%%
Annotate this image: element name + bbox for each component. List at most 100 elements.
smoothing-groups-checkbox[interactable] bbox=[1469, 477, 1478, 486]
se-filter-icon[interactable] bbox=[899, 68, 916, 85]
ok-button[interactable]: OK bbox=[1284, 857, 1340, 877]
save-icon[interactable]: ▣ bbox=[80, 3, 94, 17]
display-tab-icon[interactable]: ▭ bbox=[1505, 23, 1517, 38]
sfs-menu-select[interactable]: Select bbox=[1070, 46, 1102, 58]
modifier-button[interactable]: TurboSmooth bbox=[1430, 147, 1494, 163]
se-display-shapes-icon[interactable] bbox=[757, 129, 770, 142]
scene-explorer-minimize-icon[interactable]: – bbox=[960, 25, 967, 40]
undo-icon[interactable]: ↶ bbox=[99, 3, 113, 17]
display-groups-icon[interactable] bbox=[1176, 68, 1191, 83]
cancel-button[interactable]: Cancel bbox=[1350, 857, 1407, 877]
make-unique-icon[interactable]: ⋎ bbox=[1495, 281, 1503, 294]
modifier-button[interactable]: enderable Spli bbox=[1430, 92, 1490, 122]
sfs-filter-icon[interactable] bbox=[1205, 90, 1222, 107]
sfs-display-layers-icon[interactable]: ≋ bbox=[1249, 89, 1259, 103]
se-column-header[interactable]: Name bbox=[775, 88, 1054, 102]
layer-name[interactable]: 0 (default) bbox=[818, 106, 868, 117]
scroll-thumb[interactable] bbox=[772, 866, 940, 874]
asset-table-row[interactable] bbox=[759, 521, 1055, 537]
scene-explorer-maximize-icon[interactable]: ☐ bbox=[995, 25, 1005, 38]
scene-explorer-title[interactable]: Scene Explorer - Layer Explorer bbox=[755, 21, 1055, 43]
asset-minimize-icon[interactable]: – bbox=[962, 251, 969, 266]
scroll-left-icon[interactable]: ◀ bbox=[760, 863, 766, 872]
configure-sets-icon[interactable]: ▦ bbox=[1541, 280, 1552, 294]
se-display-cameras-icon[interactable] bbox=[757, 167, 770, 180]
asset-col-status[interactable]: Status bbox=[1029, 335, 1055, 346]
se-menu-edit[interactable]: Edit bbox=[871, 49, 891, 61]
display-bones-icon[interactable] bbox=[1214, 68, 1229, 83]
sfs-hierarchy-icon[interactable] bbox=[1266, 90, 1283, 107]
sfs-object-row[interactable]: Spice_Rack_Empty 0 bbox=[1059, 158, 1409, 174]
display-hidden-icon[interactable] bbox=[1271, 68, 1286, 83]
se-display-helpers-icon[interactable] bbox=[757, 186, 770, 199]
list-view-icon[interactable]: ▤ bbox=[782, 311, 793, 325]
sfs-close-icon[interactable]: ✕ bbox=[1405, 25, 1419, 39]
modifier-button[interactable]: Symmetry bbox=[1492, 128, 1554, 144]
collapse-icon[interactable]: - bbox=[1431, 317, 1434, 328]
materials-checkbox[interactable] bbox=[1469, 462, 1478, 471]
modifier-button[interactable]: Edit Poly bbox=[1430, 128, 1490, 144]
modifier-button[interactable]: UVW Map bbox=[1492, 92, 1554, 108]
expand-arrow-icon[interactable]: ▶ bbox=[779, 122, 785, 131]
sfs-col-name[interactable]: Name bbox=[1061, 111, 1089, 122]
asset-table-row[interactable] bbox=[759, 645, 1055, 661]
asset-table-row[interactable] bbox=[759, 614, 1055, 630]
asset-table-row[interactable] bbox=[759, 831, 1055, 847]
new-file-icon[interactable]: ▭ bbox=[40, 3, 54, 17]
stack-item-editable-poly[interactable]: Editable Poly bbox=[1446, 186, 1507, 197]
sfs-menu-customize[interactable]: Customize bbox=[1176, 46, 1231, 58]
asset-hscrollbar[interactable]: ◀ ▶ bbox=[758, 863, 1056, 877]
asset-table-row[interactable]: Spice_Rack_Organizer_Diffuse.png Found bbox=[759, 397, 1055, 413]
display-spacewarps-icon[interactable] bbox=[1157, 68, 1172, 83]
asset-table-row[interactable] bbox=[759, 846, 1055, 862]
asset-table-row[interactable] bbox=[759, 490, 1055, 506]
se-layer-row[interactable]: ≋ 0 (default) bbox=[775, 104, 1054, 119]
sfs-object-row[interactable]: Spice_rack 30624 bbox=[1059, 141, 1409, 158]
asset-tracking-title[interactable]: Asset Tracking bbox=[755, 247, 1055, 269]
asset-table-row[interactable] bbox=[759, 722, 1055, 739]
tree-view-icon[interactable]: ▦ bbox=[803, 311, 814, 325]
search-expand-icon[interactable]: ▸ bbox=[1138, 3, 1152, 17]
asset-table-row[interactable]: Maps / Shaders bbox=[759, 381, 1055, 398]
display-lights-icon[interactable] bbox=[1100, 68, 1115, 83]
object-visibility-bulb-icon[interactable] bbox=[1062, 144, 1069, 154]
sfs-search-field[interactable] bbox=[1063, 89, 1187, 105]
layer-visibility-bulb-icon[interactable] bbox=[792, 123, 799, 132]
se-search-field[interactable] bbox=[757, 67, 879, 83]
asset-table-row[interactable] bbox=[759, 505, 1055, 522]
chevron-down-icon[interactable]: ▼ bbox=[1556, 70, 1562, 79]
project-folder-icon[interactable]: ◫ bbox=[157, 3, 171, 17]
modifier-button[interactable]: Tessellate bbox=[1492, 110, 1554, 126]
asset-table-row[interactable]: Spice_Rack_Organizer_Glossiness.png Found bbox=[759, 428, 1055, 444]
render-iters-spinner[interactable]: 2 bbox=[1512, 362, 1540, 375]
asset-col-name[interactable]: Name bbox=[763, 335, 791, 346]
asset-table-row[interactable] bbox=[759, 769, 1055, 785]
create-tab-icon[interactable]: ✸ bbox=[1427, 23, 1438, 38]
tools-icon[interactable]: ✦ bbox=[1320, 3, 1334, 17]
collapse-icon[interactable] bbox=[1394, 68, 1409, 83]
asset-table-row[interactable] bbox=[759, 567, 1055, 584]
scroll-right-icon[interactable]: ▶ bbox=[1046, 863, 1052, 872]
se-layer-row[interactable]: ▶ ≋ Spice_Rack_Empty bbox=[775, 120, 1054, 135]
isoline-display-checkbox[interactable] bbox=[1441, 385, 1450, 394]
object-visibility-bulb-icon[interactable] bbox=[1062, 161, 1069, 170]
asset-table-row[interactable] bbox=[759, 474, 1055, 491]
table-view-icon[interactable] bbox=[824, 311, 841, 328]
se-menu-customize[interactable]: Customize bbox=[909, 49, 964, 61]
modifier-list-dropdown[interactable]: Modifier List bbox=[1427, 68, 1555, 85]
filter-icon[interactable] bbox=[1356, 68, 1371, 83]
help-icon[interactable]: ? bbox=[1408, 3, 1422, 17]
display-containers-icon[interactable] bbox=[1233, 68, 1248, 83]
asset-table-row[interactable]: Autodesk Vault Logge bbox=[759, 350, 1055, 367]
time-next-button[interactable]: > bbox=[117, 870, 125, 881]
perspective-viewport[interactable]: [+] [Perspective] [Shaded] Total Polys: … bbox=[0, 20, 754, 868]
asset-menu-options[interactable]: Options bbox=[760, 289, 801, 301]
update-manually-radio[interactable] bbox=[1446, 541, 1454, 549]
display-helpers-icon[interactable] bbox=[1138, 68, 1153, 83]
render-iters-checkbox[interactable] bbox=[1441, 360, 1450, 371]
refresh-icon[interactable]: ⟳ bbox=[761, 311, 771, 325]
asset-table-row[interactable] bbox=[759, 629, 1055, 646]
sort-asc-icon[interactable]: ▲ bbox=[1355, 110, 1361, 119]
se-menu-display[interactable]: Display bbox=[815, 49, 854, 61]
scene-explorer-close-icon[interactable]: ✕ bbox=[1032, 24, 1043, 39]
%%
Given task
Rename every "asset-table-row" in the material above to "asset-list-row", leaving everything else unchanged.

Written solution
Annotate this image: element name + bbox for each component. List at most 100 elements.
smoothing-groups-checkbox[interactable] bbox=[1469, 477, 1478, 486]
se-filter-icon[interactable] bbox=[899, 68, 916, 85]
ok-button[interactable]: OK bbox=[1284, 857, 1340, 877]
save-icon[interactable]: ▣ bbox=[80, 3, 94, 17]
display-tab-icon[interactable]: ▭ bbox=[1505, 23, 1517, 38]
sfs-menu-select[interactable]: Select bbox=[1070, 46, 1102, 58]
modifier-button[interactable]: TurboSmooth bbox=[1430, 147, 1494, 163]
se-display-shapes-icon[interactable] bbox=[757, 129, 770, 142]
scene-explorer-minimize-icon[interactable]: – bbox=[960, 25, 967, 40]
undo-icon[interactable]: ↶ bbox=[99, 3, 113, 17]
display-groups-icon[interactable] bbox=[1176, 68, 1191, 83]
cancel-button[interactable]: Cancel bbox=[1350, 857, 1407, 877]
make-unique-icon[interactable]: ⋎ bbox=[1495, 281, 1503, 294]
modifier-button[interactable]: enderable Spli bbox=[1430, 92, 1490, 122]
sfs-filter-icon[interactable] bbox=[1205, 90, 1222, 107]
sfs-display-layers-icon[interactable]: ≋ bbox=[1249, 89, 1259, 103]
se-column-header[interactable]: Name bbox=[775, 88, 1054, 102]
layer-name[interactable]: 0 (default) bbox=[818, 106, 868, 117]
scroll-thumb[interactable] bbox=[772, 866, 940, 874]
asset-list-row[interactable] bbox=[759, 521, 1055, 537]
scene-explorer-maximize-icon[interactable]: ☐ bbox=[995, 25, 1005, 38]
scene-explorer-title[interactable]: Scene Explorer - Layer Explorer bbox=[755, 21, 1055, 43]
asset-minimize-icon[interactable]: – bbox=[962, 251, 969, 266]
scroll-left-icon[interactable]: ◀ bbox=[760, 863, 766, 872]
configure-sets-icon[interactable]: ▦ bbox=[1541, 280, 1552, 294]
se-display-cameras-icon[interactable] bbox=[757, 167, 770, 180]
asset-col-status[interactable]: Status bbox=[1029, 335, 1055, 346]
se-menu-edit[interactable]: Edit bbox=[871, 49, 891, 61]
display-bones-icon[interactable] bbox=[1214, 68, 1229, 83]
sfs-hierarchy-icon[interactable] bbox=[1266, 90, 1283, 107]
sfs-object-row[interactable]: Spice_Rack_Empty 0 bbox=[1059, 158, 1409, 174]
display-hidden-icon[interactable] bbox=[1271, 68, 1286, 83]
se-display-helpers-icon[interactable] bbox=[757, 186, 770, 199]
list-view-icon[interactable]: ▤ bbox=[782, 311, 793, 325]
sfs-close-icon[interactable]: ✕ bbox=[1405, 25, 1419, 39]
modifier-button[interactable]: Symmetry bbox=[1492, 128, 1554, 144]
collapse-icon[interactable]: - bbox=[1431, 317, 1434, 328]
materials-checkbox[interactable] bbox=[1469, 462, 1478, 471]
modifier-button[interactable]: Edit Poly bbox=[1430, 128, 1490, 144]
modifier-button[interactable]: UVW Map bbox=[1492, 92, 1554, 108]
expand-arrow-icon[interactable]: ▶ bbox=[779, 122, 785, 131]
sfs-col-name[interactable]: Name bbox=[1061, 111, 1089, 122]
asset-list-row[interactable] bbox=[759, 645, 1055, 661]
asset-list-row[interactable] bbox=[759, 614, 1055, 630]
asset-list-row[interactable] bbox=[759, 831, 1055, 847]
new-file-icon[interactable]: ▭ bbox=[40, 3, 54, 17]
stack-item-editable-poly[interactable]: Editable Poly bbox=[1446, 186, 1507, 197]
sfs-menu-customize[interactable]: Customize bbox=[1176, 46, 1231, 58]
asset-hscrollbar[interactable]: ◀ ▶ bbox=[758, 863, 1056, 877]
asset-list-row[interactable]: Spice_Rack_Organizer_Diffuse.png Found bbox=[759, 397, 1055, 413]
display-spacewarps-icon[interactable] bbox=[1157, 68, 1172, 83]
asset-list-row[interactable] bbox=[759, 846, 1055, 862]
asset-list-row[interactable] bbox=[759, 490, 1055, 506]
se-layer-row[interactable]: ≋ 0 (default) bbox=[775, 104, 1054, 119]
sfs-object-row[interactable]: Spice_rack 30624 bbox=[1059, 141, 1409, 158]
asset-tracking-title[interactable]: Asset Tracking bbox=[755, 247, 1055, 269]
asset-list-row[interactable] bbox=[759, 722, 1055, 739]
tree-view-icon[interactable]: ▦ bbox=[803, 311, 814, 325]
search-expand-icon[interactable]: ▸ bbox=[1138, 3, 1152, 17]
asset-list-row[interactable]: Maps / Shaders bbox=[759, 381, 1055, 398]
display-lights-icon[interactable] bbox=[1100, 68, 1115, 83]
object-visibility-bulb-icon[interactable] bbox=[1062, 144, 1069, 154]
sfs-search-field[interactable] bbox=[1063, 89, 1187, 105]
layer-visibility-bulb-icon[interactable] bbox=[792, 123, 799, 132]
se-search-field[interactable] bbox=[757, 67, 879, 83]
asset-list-row[interactable] bbox=[759, 505, 1055, 522]
chevron-down-icon[interactable]: ▼ bbox=[1556, 70, 1562, 79]
project-folder-icon[interactable]: ◫ bbox=[157, 3, 171, 17]
modifier-button[interactable]: Tessellate bbox=[1492, 110, 1554, 126]
asset-list-row[interactable]: Spice_Rack_Organizer_Glossiness.png Found bbox=[759, 428, 1055, 444]
render-iters-spinner[interactable]: 2 bbox=[1512, 362, 1540, 375]
asset-col-name[interactable]: Name bbox=[763, 335, 791, 346]
asset-list-row[interactable] bbox=[759, 769, 1055, 785]
create-tab-icon[interactable]: ✸ bbox=[1427, 23, 1438, 38]
tools-icon[interactable]: ✦ bbox=[1320, 3, 1334, 17]
collapse-icon[interactable] bbox=[1394, 68, 1409, 83]
asset-list-row[interactable] bbox=[759, 567, 1055, 584]
scroll-right-icon[interactable]: ▶ bbox=[1046, 863, 1052, 872]
se-layer-row[interactable]: ▶ ≋ Spice_Rack_Empty bbox=[775, 120, 1054, 135]
isoline-display-checkbox[interactable] bbox=[1441, 385, 1450, 394]
object-visibility-bulb-icon[interactable] bbox=[1062, 161, 1069, 170]
asset-list-row[interactable] bbox=[759, 474, 1055, 491]
table-view-icon[interactable] bbox=[824, 311, 841, 328]
se-menu-customize[interactable]: Customize bbox=[909, 49, 964, 61]
modifier-list-dropdown[interactable]: Modifier List bbox=[1427, 68, 1555, 85]
filter-icon[interactable] bbox=[1356, 68, 1371, 83]
help-icon[interactable]: ? bbox=[1408, 3, 1422, 17]
display-containers-icon[interactable] bbox=[1233, 68, 1248, 83]
asset-list-row[interactable]: Autodesk Vault Logge bbox=[759, 350, 1055, 367]
time-next-button[interactable]: > bbox=[117, 870, 125, 881]
perspective-viewport[interactable]: [+] [Perspective] [Shaded] Total Polys: … bbox=[0, 20, 754, 868]
asset-menu-options[interactable]: Options bbox=[760, 289, 801, 301]
update-manually-radio[interactable] bbox=[1446, 541, 1454, 549]
display-helpers-icon[interactable] bbox=[1138, 68, 1153, 83]
render-iters-checkbox[interactable] bbox=[1441, 360, 1450, 371]
refresh-icon[interactable]: ⟳ bbox=[761, 311, 771, 325]
asset-list-row[interactable] bbox=[759, 629, 1055, 646]
sort-asc-icon[interactable]: ▲ bbox=[1355, 110, 1361, 119]
se-menu-display[interactable]: Display bbox=[815, 49, 854, 61]
scene-explorer-close-icon[interactable]: ✕ bbox=[1032, 24, 1043, 39]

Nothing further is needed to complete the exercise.